PROBLEM DESCRIPTION: Below is a block of records; reproduce all of them exactly and leave out any pictures.

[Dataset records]

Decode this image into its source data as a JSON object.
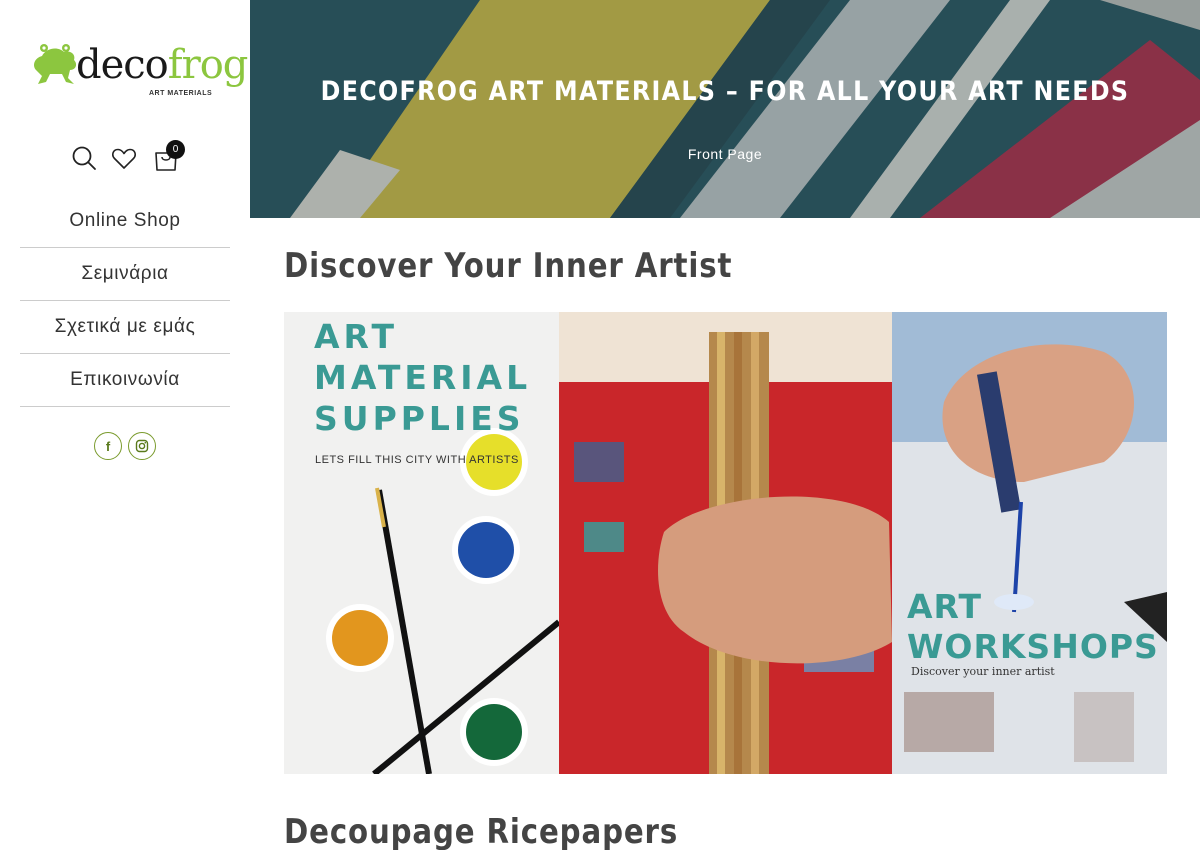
{
  "brand": {
    "logo_part1": "deco",
    "logo_part2": "frog",
    "logo_tagline": "ART MATERIALS",
    "accent_color": "#8cc63f"
  },
  "header_icons": {
    "search": "search-icon",
    "wishlist": "heart-icon",
    "cart": "shopping-bag-icon",
    "cart_count": "0"
  },
  "nav": {
    "items": [
      {
        "label": "Online Shop"
      },
      {
        "label": "Σεμινάρια"
      },
      {
        "label": "Σχετικά με εμάς"
      },
      {
        "label": "Επικοινωνία"
      }
    ]
  },
  "social": {
    "facebook_glyph": "f",
    "instagram_icon": "instagram-icon"
  },
  "hero": {
    "title": "DECOFROG ART MATERIALS – FOR ALL YOUR ART NEEDS",
    "breadcrumb": "Front Page"
  },
  "sections": {
    "discover_title": "Discover Your Inner Artist",
    "decoupage_title": "Decoupage Ricepapers"
  },
  "banner": {
    "left_heading_line1": "ART",
    "left_heading_line2": "MATERIAL",
    "left_heading_line3": "SUPPLIES",
    "left_subtitle": "LETS FILL THIS CITY WITH ARTISTS",
    "right_heading_line1": "ART",
    "right_heading_line2": "WORKSHOPS",
    "right_subtitle": "Discover your inner artist"
  }
}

SOLVED PROBLEM:
Decode this image into its source data as a JSON object.
{
  "brand": {
    "logo_part1": "deco",
    "logo_part2": "frog",
    "logo_tagline": "ART MATERIALS",
    "accent_color": "#8cc63f"
  },
  "header_icons": {
    "search": "search-icon",
    "wishlist": "heart-icon",
    "cart": "shopping-bag-icon",
    "cart_count": "0"
  },
  "nav": {
    "items": [
      {
        "label": "Online Shop"
      },
      {
        "label": "Σεμινάρια"
      },
      {
        "label": "Σχετικά με εμάς"
      },
      {
        "label": "Επικοινωνία"
      }
    ]
  },
  "social": {
    "facebook_glyph": "f",
    "instagram_icon": "instagram-icon"
  },
  "hero": {
    "title": "DECOFROG ART MATERIALS – FOR ALL YOUR ART NEEDS",
    "breadcrumb": "Front Page"
  },
  "sections": {
    "discover_title": "Discover Your Inner Artist",
    "decoupage_title": "Decoupage Ricepapers"
  },
  "banner": {
    "left_heading_line1": "ART",
    "left_heading_line2": "MATERIAL",
    "left_heading_line3": "SUPPLIES",
    "left_subtitle": "LETS FILL THIS CITY WITH ARTISTS",
    "right_heading_line1": "ART",
    "right_heading_line2": "WORKSHOPS",
    "right_subtitle": "Discover your inner artist"
  }
}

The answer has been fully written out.